◆ Written instruction 1
From the article on Andy Reid and the AFC Championship, return the part that opens with the words containing "Big Red is going" and closes with "into Sunday's game.", copied word for word.
◆ Written instruction 2
Name every coach besides Andy Reid whom the article on Andy Reid and the AFC Championship identifies as having taken two different teams to a Super Bowl.

◆ Extract provided
__________________________________________________

Eagles

What AFC Championship means for Former Eagles Head Coach Andy Reid

What AFC Championship means for Former Eagles Head Coach Andy Reid

Big Red is going back to the Big Game.

Some 15 years after the Patriots beat the Eagles in Super Bowl XXXIX in Jacksonville, Andy Reid finally has another chance to end more than two decades of ignominy and win his first Super Bowl as a head coach.

With 207 regular-season wins as a head coach, Reid is the winningest coach in NFL history without a championship on his resume.

The Chiefs beat the Titans 35-24 Sunday in the AFC Championship Game in Kansas City and will play in Super Bowl LIV on Feb. 2 in Miami against the winner of the NFC Championship Game between the Packers and 49ers.

Let's take a look at what this win means for Reid, who spent the 1999 through 2012 seasons with the Eagles and took a 1-5 all-time record in conference championship games into Sunday's game.

TWO TEAMS IN THE SUPER BOWL: Reid is only the seventh coach in NFL history to take two teams to a Super Bowl. Among the others is Dick Vermeil, who coached the Eagles in 1980, when they lost to the Raiders in New Orleans, then won it with the Rams in 1999 in Atlanta. The other coaches to take two teams to a Super Bowl are Don Shula (one with Colts, five with Dolphins), Bill Parcells (two with Giants, one with Patriots), Dan Reeves (four with Broncos, one with Falcons), Mike Holmgren (three with Packers, one with Seahawks) and John Fox (one with Panthers, one with Broncos. Only Reeves and Fox didn't win one.

AFC-NFC DAILY DOUBLE: Reid joins Parcells, Reeves and Fox as only the fourth head coach in NFL history to lead an AFC team and an NFC team to the Super Bowl.

LONGEST DROUGHT EVER: The 15-year span from Reid’s first Super Bowl to his second is the second-longest ever, behind Vermeil’s 19-year span. But Vermeil only coached four years in between Super Bowl appearances. In terms of actual coaching seasons, Reid’s 15-year span — 14 seasons without a Super Bowl appearance between his first and second — is the longest ever.

ELITE COMPANY: Reid is now one of only four coaches in NFL history with 200 regular-season wins and 14 postseason wins. The others are Bill Belichick, Tom Landry and Don Shula.

__________________________________________________

◆ Supplied entries
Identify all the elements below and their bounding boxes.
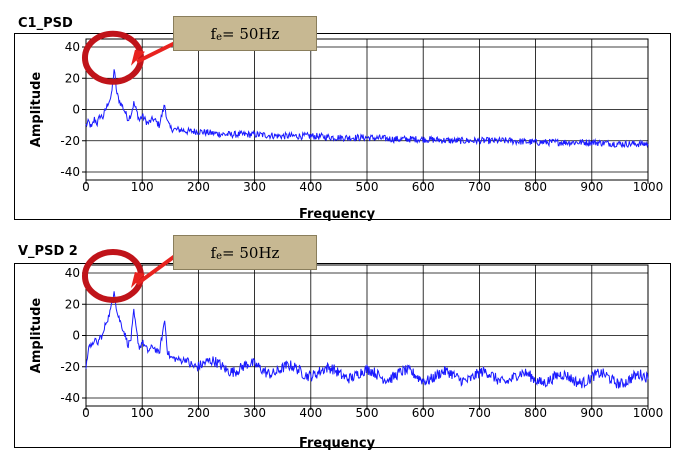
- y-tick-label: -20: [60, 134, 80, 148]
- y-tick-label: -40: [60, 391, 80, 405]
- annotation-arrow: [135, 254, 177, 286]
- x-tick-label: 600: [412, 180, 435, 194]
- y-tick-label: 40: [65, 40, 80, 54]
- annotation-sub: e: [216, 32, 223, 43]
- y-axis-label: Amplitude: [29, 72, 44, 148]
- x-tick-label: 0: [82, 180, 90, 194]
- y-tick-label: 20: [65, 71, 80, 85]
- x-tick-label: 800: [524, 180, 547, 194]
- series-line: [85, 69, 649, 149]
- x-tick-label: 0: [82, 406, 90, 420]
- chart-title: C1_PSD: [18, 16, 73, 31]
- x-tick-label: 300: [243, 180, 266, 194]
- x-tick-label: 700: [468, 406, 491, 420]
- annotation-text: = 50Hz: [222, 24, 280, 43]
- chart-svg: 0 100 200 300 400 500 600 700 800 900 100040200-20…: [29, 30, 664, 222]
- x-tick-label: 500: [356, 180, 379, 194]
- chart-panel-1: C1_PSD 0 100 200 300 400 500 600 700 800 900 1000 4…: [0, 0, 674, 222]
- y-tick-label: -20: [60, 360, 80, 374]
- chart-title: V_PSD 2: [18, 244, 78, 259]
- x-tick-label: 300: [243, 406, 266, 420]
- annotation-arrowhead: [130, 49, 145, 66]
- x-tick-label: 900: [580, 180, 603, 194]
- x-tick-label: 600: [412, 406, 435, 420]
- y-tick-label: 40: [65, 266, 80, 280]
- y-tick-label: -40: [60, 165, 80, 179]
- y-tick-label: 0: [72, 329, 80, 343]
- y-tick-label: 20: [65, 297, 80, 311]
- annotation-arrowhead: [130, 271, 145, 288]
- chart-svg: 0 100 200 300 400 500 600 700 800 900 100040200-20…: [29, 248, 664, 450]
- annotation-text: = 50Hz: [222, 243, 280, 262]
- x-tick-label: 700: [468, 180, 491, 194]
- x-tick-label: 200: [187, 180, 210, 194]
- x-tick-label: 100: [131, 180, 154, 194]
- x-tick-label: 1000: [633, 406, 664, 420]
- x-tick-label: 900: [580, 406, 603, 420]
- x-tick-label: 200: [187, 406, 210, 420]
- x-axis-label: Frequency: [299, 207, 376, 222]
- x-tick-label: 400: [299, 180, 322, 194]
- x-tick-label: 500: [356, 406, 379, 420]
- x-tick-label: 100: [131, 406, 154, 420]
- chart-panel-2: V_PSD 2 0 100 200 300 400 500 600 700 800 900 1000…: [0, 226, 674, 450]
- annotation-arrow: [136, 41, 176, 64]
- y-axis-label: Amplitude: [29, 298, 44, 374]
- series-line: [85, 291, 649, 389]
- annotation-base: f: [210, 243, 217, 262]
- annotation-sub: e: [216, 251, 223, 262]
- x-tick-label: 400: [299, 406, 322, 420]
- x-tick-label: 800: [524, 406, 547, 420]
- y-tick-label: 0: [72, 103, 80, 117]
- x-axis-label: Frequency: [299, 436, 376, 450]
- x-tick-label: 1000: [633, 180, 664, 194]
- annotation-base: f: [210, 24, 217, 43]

__________________________________________________

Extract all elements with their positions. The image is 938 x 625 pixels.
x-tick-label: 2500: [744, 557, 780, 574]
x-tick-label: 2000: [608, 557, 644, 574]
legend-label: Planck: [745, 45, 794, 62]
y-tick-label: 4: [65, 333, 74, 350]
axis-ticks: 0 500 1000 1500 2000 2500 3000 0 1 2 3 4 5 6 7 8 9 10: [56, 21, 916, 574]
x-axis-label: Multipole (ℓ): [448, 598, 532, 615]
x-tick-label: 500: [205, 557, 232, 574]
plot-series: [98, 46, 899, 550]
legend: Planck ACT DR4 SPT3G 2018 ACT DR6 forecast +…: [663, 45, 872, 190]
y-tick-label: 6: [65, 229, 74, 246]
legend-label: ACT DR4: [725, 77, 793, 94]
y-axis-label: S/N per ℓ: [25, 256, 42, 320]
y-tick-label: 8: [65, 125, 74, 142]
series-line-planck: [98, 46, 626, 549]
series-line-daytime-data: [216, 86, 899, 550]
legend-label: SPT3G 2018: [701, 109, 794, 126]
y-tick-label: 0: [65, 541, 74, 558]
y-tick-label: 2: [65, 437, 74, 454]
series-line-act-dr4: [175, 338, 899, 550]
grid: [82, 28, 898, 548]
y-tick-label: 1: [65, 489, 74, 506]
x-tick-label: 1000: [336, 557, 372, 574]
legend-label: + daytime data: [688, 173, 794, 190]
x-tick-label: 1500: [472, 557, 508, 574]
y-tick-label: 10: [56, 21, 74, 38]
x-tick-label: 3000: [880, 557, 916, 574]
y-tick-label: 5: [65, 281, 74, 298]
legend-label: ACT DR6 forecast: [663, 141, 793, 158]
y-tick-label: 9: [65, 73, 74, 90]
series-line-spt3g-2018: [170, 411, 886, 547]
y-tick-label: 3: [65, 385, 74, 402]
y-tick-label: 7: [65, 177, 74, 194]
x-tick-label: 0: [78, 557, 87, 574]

__________________________________________________

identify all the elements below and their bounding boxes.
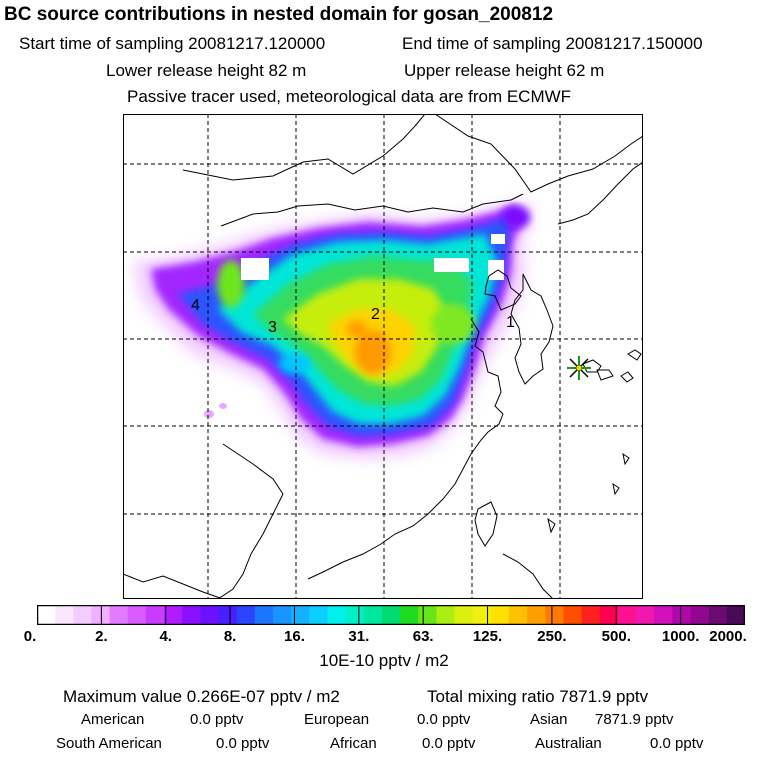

__________________________________________________

◆ Complete answer 1
Big Red is going back to the Big Game.

Some 15 years after the Patriots beat the Eagles in Super Bowl XXXIX in Jacksonville, Andy Reid finally has another chance to end more than two decades of ignominy and win his first Super Bowl as a head coach.

With 207 regular-season wins as a head coach, Reid is the winningest coach in NFL history without a championship on his resume.

The Chiefs beat the Titans 35-24 Sunday in the AFC Championship Game in Kansas City and will play in Super Bowl LIV on Feb. 2 in Miami against the winner of the NFC Championship Game between the Packers and 49ers.

Let's take a look at what this win means for Reid, who spent the 1999 through 2012 seasons with the Eagles and took a 1-5 all-time record in conference championship games into Sunday's game.

◆ Complete answer 2
Dick Vermeil
Don Shula
Bill Parcells
Dan Reeves
Mike Holmgren
John Fox